### Work to be completed
Copy out all the lines where "TempInt" shows up.

(Entries from a dataset)
:::::
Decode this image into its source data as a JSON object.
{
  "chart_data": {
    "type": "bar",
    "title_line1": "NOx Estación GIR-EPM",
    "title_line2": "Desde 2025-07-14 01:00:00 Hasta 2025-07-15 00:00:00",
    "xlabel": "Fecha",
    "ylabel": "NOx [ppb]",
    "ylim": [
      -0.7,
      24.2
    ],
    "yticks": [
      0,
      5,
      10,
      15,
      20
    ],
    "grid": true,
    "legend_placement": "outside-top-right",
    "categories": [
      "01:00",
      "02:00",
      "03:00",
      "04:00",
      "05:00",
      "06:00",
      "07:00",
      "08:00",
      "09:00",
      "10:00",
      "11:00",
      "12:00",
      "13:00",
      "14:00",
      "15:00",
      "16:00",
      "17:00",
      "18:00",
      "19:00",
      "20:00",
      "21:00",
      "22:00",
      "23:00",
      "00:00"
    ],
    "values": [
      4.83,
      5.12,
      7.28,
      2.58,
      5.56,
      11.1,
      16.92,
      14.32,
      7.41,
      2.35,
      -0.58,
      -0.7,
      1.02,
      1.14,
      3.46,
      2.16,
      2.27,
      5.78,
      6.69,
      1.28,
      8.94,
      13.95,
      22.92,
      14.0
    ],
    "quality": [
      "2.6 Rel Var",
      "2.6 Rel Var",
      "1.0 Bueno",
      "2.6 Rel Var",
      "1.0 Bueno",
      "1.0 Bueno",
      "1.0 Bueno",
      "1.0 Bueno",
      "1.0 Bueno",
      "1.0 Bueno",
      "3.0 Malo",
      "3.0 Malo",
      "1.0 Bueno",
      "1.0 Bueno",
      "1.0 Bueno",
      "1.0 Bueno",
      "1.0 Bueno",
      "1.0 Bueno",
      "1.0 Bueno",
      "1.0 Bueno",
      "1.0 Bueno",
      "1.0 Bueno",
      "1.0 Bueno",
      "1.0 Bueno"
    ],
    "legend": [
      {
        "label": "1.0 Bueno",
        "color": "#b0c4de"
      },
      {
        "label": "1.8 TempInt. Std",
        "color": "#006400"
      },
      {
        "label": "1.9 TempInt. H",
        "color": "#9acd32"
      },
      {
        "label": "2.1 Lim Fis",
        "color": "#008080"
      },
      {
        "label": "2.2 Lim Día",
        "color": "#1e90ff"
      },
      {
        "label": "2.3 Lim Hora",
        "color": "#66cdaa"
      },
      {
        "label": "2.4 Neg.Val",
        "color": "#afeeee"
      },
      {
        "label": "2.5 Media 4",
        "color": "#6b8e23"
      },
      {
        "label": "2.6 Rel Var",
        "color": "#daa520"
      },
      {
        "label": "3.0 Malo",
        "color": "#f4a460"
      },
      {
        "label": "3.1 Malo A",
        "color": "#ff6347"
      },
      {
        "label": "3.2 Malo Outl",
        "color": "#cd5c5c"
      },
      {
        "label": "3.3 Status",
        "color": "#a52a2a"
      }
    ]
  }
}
:::::
### Result
        "label": "1.8 TempInt. Std",
        "label": "1.9 TempInt. H",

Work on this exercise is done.